# [Trabajo requerido]
(1) Según el testimonio, ¿qué hizo Natacha González al tercer día de acudir a la consulta?
(2) Indica si cada afirmación concuerda con el testimonio y cita las palabras que lo deciden: (a) Natacha González se sometió a dos operaciones de hernia de disco. (b) Salió de la consulta en brazos. (c) El dolor de la pierna desapareció al tercer día.
(3) Explica, según el testimonio, por qué Natacha González se quedó a trabajar en la consulta.

# [Bloque de texto]
————
Testimonio Quiropráctico: Natacha González

Conocí la Quiropráctica porque después de un año y medio con ciática y dos operaciones de hernia de disco, me quedé en la cama sin poder caminar. Después de dos meses sin poder ponerme de pie, me trajeron literalmente en brazos a la consulta y esa tarde salí andando; al tercer día dejé la medicación y al quinto se me quitó el dolor de la pierna. Como os podéis imaginar la quiropráctica me ha cambiado totalmente la vida, los médicos ya me hablaban de resignarme a no poder jugar nunca más con mis hijas, y pasar el resto de mi vida en cama y sin embargo aquí estoy! Tan contenta me puse que me quedé a trabajar para poder ayudaros a todos!!!
————
(Datos de comprensión de documentos)

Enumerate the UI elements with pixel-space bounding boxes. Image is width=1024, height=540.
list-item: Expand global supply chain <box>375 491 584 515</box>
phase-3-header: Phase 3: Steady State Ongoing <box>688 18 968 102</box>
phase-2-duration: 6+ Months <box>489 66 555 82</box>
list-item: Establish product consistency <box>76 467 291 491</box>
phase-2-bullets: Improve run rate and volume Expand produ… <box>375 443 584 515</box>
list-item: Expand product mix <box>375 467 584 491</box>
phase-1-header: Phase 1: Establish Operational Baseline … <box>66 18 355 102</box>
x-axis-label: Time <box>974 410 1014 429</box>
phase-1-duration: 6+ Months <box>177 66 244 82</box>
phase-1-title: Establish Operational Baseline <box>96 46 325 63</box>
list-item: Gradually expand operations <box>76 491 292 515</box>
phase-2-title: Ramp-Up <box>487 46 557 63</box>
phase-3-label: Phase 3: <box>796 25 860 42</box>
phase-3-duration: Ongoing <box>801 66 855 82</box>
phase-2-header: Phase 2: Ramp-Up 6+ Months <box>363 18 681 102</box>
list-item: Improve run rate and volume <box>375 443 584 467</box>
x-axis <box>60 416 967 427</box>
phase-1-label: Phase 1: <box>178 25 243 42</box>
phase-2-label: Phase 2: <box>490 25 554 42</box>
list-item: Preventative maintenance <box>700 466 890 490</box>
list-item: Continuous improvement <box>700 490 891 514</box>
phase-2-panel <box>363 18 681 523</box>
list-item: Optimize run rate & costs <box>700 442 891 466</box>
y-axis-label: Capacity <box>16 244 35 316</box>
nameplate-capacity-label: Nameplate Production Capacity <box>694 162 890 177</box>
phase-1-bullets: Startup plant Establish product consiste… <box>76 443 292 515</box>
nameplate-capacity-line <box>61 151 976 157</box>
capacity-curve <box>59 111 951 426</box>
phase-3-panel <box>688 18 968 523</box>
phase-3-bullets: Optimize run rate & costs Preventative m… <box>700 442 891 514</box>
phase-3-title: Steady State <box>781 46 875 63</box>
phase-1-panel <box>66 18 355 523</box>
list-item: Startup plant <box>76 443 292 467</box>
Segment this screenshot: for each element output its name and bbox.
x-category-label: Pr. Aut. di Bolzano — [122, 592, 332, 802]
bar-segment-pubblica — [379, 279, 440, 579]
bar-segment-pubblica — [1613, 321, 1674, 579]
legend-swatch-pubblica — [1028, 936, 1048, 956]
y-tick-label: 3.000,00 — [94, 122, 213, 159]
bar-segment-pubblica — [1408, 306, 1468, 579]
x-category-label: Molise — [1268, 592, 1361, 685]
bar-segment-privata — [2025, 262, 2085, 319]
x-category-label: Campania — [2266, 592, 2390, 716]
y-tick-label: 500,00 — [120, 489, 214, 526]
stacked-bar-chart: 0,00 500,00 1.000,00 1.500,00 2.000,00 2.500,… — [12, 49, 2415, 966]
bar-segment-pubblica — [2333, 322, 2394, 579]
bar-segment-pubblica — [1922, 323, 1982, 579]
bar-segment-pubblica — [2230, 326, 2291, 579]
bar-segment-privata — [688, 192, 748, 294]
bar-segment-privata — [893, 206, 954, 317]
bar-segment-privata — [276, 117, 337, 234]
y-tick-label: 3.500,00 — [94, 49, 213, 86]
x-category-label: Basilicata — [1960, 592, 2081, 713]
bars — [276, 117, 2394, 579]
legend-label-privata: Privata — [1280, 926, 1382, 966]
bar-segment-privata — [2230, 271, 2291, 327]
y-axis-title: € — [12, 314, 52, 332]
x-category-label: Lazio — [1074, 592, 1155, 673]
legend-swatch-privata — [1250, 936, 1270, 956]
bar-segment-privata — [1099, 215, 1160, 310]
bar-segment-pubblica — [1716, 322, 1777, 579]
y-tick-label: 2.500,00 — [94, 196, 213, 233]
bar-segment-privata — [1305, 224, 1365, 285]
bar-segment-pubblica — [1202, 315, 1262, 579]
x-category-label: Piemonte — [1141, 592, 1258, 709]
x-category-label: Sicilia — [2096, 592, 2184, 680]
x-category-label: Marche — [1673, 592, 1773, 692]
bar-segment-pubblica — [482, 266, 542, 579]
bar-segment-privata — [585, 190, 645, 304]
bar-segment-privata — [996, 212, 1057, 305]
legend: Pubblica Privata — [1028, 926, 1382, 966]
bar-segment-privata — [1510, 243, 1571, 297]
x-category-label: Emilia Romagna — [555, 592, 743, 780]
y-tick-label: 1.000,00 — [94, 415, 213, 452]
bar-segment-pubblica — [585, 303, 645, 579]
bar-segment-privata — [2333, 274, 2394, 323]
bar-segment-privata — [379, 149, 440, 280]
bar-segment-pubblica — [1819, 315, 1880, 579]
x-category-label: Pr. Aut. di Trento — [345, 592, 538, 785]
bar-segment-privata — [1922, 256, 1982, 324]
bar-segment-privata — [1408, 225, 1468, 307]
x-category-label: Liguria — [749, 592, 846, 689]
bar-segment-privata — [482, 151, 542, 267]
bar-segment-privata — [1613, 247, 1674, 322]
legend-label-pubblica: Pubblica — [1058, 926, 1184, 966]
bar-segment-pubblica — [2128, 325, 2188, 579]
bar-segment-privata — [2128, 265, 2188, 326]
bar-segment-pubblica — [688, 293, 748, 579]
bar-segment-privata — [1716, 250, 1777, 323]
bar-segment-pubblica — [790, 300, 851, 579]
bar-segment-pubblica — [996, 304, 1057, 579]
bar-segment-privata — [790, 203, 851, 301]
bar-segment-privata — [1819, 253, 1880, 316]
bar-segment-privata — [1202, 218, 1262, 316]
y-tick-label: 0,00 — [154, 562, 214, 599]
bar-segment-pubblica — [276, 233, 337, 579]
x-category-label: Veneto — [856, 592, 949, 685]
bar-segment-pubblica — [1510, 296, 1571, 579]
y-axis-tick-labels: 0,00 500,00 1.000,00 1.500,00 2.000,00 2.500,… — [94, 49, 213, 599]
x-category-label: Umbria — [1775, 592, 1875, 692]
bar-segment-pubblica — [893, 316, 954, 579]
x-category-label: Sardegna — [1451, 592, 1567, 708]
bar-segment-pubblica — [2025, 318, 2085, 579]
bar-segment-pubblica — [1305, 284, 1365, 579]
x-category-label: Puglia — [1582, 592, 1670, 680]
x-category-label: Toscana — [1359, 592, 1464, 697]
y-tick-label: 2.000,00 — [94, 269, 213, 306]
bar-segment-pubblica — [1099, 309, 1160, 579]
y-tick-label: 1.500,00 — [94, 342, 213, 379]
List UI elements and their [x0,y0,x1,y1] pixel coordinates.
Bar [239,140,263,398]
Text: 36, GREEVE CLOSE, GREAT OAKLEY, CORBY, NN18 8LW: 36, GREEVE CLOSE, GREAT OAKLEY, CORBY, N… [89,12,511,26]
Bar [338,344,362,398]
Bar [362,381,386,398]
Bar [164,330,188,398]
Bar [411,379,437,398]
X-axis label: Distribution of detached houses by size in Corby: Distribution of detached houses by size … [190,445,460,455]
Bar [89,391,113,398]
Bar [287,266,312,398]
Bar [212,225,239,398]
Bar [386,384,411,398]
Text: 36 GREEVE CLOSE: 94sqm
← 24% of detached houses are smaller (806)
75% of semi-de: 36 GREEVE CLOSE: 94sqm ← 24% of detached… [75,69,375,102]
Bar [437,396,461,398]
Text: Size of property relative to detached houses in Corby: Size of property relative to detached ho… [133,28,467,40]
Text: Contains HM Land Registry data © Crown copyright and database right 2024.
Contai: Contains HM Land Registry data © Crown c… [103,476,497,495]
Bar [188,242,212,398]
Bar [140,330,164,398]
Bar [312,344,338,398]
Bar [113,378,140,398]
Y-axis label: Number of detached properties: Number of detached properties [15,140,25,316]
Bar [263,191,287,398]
————
# [Respuestas]
(1) Dejó la medicación.

(2)
(a) Sí: «dos operaciones de hernia de disco».
(b) No: «esa tarde salí andando».
(c) No: «al quinto se me quitó el dolor de la pierna».

(3) Se quedó a trabajar porque se puso muy contenta con el cambio que la quiropráctica produjo en su vida y quería poder ayudar a todos.